[start]
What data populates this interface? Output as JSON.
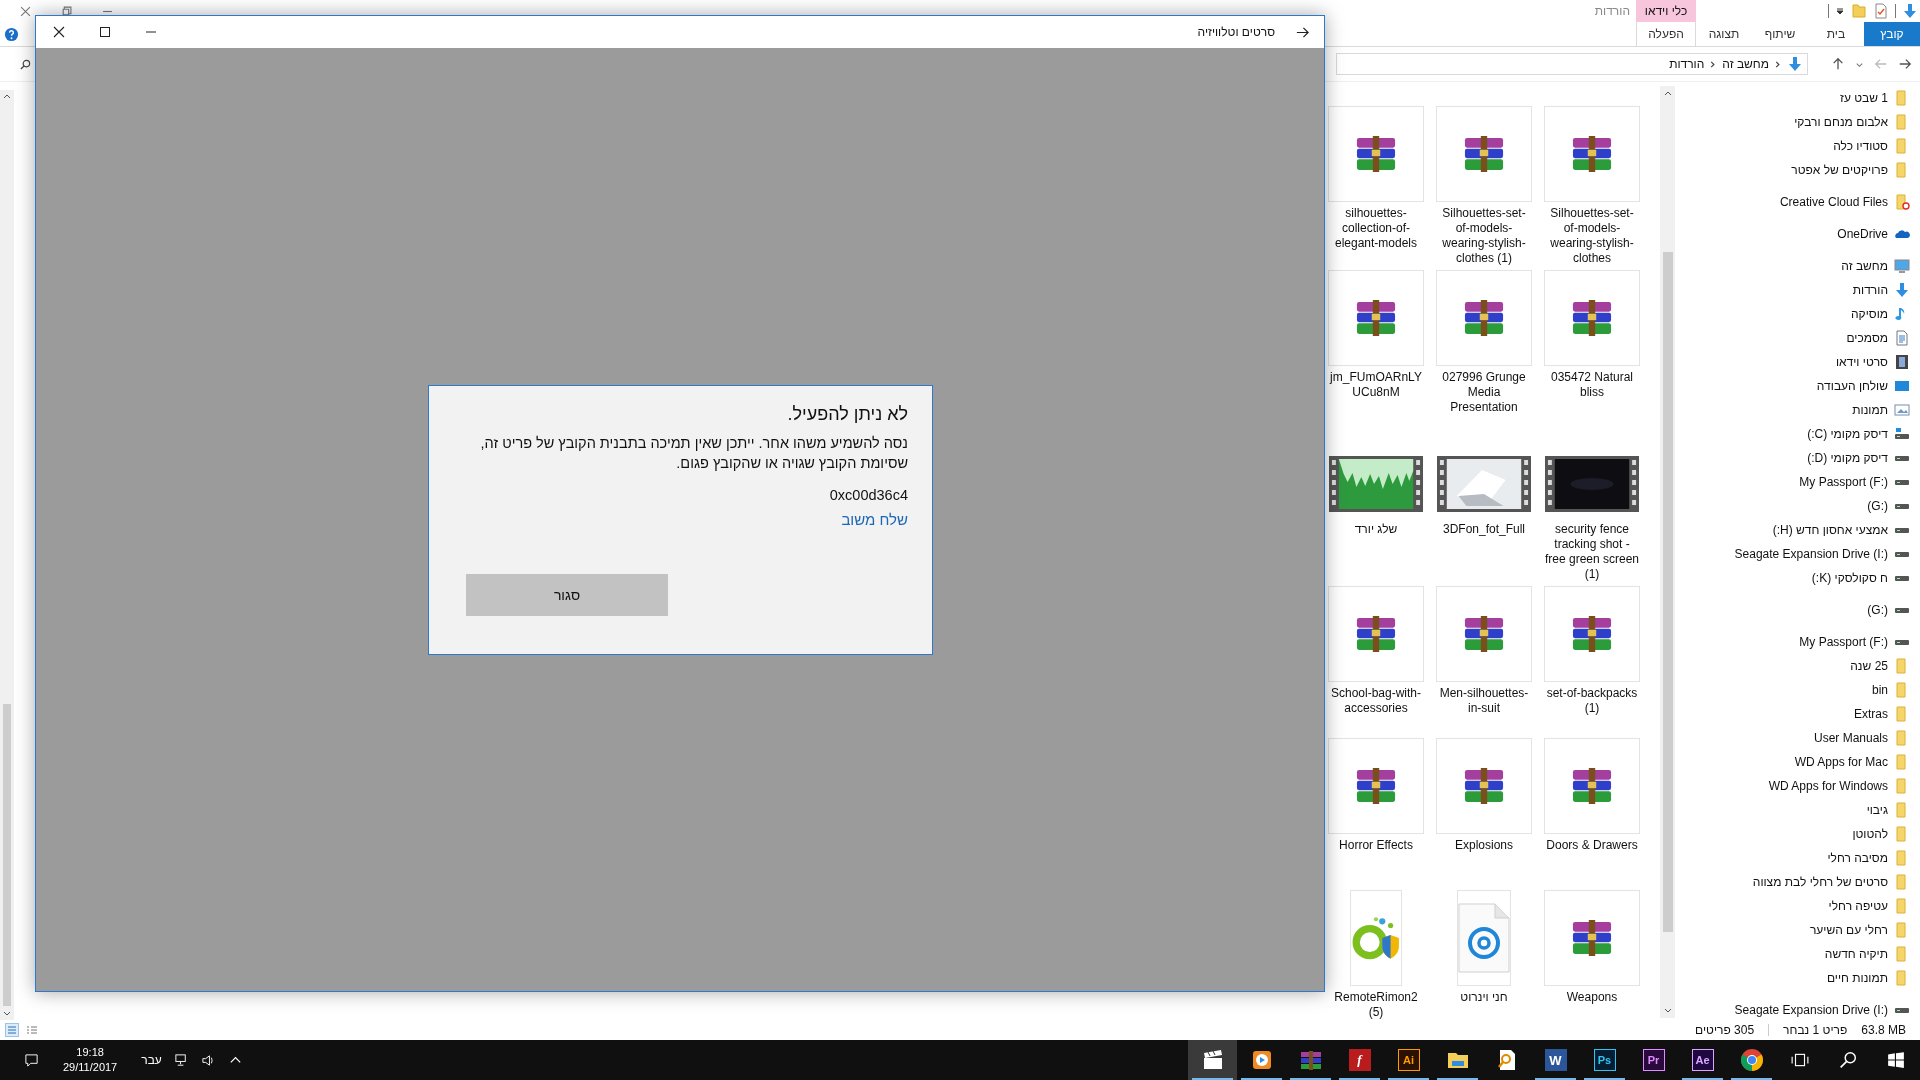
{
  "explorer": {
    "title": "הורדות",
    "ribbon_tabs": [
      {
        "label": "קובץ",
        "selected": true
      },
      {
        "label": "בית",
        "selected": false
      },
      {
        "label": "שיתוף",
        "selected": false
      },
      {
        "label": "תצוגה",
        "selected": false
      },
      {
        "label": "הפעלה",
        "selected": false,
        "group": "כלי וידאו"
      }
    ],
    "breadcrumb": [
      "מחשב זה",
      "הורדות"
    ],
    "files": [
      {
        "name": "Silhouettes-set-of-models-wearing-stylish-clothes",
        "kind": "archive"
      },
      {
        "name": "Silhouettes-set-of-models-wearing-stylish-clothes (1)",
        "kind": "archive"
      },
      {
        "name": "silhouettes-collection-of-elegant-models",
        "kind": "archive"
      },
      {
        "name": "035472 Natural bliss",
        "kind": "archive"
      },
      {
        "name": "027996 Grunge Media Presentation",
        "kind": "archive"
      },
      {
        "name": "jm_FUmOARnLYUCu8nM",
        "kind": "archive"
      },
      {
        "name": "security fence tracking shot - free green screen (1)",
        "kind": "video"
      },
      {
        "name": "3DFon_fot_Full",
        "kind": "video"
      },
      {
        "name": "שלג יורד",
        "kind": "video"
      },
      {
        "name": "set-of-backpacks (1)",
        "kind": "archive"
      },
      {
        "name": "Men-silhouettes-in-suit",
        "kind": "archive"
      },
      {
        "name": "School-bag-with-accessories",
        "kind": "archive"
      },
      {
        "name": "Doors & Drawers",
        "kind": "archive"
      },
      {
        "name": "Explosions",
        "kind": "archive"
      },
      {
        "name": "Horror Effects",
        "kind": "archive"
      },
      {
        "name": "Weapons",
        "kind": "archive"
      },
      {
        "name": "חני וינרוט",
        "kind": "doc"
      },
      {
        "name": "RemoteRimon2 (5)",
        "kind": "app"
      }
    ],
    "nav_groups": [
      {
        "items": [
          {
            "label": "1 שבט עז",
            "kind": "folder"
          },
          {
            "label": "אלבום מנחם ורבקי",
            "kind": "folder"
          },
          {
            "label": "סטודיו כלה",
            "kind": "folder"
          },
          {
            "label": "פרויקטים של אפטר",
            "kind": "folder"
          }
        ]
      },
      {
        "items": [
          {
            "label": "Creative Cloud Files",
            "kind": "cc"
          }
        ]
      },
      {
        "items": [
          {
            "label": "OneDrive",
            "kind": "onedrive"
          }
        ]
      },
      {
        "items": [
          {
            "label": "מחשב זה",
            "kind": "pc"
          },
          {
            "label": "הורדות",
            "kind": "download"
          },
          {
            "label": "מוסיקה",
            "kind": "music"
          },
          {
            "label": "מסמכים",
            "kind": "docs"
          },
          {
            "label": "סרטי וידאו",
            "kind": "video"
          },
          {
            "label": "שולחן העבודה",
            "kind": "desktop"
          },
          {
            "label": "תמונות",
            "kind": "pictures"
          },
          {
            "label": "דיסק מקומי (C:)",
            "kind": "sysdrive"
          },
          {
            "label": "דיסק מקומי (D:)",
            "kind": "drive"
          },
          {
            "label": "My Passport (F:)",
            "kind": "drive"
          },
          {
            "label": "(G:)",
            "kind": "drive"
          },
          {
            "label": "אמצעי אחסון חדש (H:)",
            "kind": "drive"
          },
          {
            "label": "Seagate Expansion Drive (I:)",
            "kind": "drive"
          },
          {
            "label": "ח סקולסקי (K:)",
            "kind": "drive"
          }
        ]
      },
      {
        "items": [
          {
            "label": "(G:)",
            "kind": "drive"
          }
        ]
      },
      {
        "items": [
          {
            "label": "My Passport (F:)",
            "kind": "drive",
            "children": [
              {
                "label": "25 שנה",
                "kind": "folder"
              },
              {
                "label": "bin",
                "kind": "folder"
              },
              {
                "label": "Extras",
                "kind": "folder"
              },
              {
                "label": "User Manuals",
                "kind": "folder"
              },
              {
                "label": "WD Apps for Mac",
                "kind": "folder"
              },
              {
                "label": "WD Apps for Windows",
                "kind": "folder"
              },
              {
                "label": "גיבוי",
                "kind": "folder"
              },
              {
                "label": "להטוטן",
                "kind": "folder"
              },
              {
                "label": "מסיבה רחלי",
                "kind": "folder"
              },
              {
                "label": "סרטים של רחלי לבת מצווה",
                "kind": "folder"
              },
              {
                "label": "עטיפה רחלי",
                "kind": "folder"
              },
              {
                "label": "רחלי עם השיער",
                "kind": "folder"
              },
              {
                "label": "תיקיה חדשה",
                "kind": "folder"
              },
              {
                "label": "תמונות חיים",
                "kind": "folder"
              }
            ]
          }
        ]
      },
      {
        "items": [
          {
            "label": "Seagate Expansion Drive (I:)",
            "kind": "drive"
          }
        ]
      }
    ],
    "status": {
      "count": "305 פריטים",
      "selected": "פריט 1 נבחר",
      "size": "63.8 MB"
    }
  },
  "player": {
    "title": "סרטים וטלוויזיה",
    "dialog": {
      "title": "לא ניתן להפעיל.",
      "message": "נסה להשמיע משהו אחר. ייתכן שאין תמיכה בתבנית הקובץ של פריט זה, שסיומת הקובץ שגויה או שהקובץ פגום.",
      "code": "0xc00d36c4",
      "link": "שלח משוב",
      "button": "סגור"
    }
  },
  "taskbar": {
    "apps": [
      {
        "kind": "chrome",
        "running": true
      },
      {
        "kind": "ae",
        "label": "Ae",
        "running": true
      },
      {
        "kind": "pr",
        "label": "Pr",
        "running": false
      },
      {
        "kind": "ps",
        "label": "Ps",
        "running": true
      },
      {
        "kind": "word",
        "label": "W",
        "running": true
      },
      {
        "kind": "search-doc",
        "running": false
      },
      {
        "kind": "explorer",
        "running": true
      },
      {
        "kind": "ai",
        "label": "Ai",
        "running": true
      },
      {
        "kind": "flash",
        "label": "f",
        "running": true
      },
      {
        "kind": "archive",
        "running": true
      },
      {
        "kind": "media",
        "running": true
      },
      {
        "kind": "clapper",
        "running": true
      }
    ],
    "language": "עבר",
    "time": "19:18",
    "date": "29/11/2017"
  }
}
[end]
[start]
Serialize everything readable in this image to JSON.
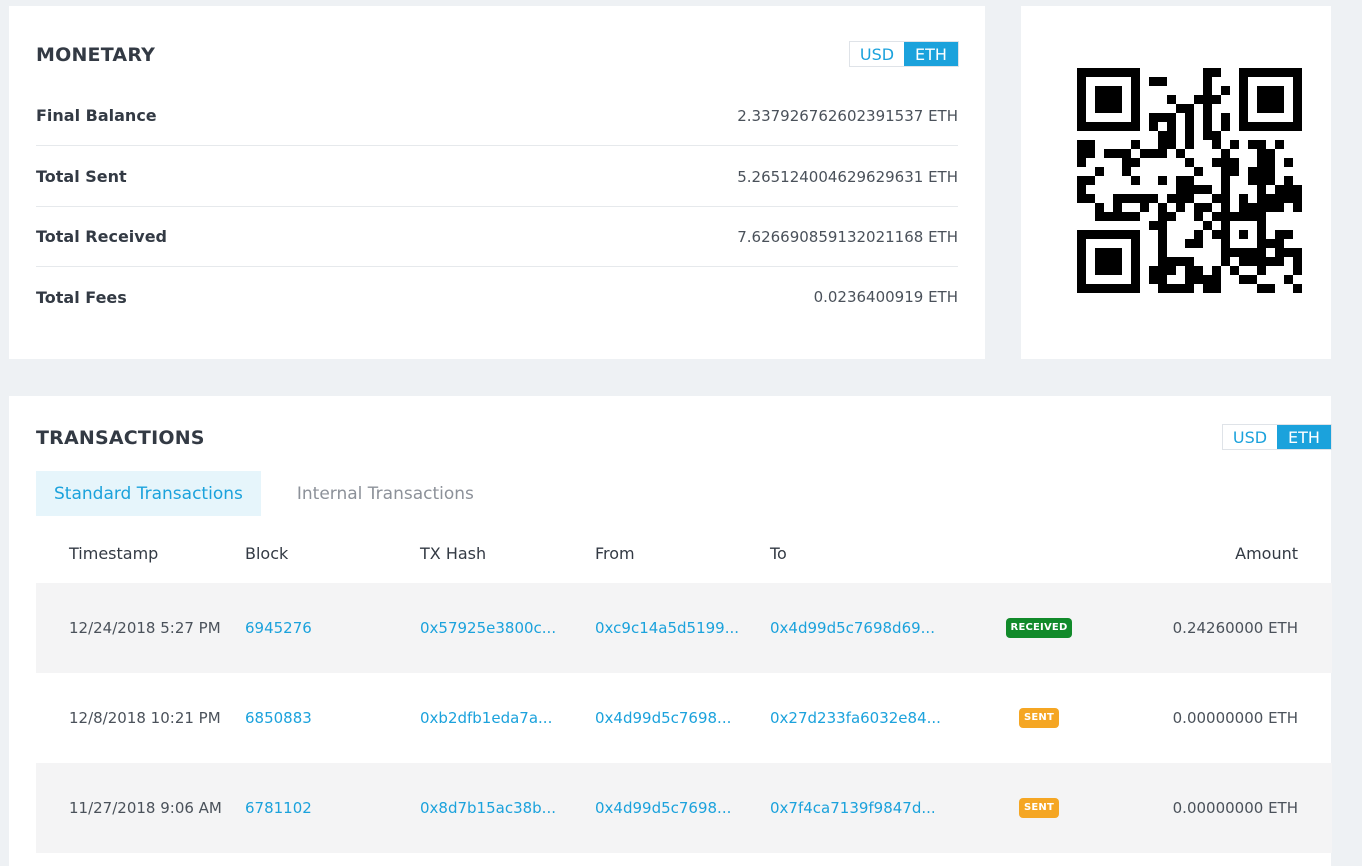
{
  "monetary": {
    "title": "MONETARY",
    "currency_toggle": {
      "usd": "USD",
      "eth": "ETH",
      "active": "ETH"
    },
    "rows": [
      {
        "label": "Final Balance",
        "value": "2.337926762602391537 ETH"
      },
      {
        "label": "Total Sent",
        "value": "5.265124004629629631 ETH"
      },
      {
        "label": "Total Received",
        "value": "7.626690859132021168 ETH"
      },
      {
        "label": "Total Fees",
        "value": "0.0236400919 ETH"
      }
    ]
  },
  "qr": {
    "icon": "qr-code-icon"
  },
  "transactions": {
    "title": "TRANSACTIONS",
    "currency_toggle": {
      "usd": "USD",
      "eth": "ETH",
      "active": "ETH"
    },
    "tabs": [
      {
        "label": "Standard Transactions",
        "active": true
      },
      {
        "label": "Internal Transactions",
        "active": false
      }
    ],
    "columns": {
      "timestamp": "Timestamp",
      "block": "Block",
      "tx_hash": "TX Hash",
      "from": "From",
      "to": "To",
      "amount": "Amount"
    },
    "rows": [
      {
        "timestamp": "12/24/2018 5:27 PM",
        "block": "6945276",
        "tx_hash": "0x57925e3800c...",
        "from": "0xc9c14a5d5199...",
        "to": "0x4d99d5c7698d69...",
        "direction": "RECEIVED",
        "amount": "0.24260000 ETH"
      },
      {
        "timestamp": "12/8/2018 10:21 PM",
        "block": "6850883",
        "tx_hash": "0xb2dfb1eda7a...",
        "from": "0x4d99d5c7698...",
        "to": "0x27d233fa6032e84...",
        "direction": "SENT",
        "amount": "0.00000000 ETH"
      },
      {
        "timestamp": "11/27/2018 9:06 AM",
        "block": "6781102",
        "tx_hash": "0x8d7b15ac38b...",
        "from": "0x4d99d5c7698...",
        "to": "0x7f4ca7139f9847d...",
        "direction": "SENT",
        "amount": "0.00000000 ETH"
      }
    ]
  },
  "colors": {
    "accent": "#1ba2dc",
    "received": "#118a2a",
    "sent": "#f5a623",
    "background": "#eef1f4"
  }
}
[end]
[start]
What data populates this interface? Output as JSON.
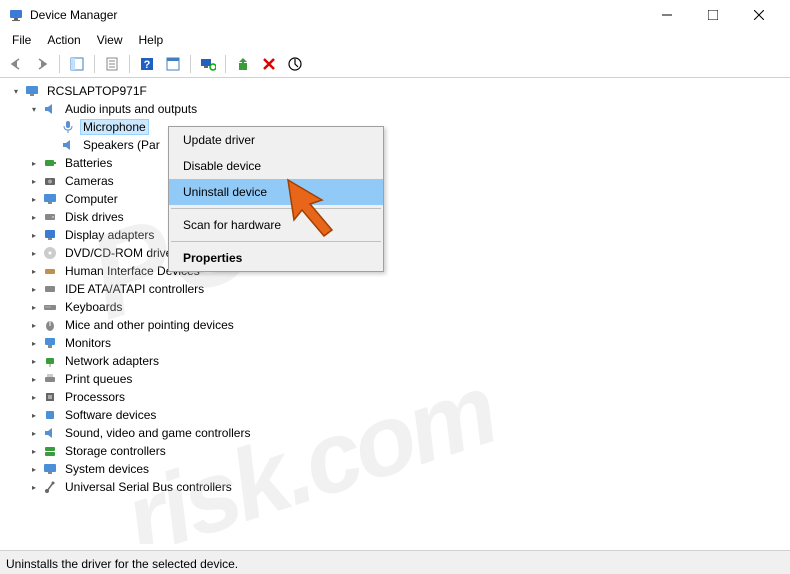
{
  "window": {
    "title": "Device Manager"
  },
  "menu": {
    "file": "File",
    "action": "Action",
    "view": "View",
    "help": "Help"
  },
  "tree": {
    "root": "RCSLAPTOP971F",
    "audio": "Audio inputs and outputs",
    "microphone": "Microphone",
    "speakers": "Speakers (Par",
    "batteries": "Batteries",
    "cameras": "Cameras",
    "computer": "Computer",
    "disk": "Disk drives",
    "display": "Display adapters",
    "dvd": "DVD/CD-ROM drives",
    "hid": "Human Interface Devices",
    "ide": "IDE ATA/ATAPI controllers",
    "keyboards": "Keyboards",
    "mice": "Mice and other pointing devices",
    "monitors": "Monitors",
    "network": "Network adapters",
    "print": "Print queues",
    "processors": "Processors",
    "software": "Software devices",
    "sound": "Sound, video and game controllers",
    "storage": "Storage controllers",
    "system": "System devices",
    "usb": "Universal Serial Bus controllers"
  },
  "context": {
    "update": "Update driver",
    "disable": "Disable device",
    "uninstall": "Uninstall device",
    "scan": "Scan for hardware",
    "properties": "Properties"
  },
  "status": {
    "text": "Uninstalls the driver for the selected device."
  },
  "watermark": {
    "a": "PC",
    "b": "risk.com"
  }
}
[end]
- **What you have to do**:
Copy each line above that contains the string "models".

- **Completed exercise**:
        "name": "Silhouettes-set-of-models-wearing-stylish-clothes",
        "name": "Silhouettes-set-of-models-wearing-stylish-clothes (1)",
        "name": "silhouettes-collection-of-elegant-models",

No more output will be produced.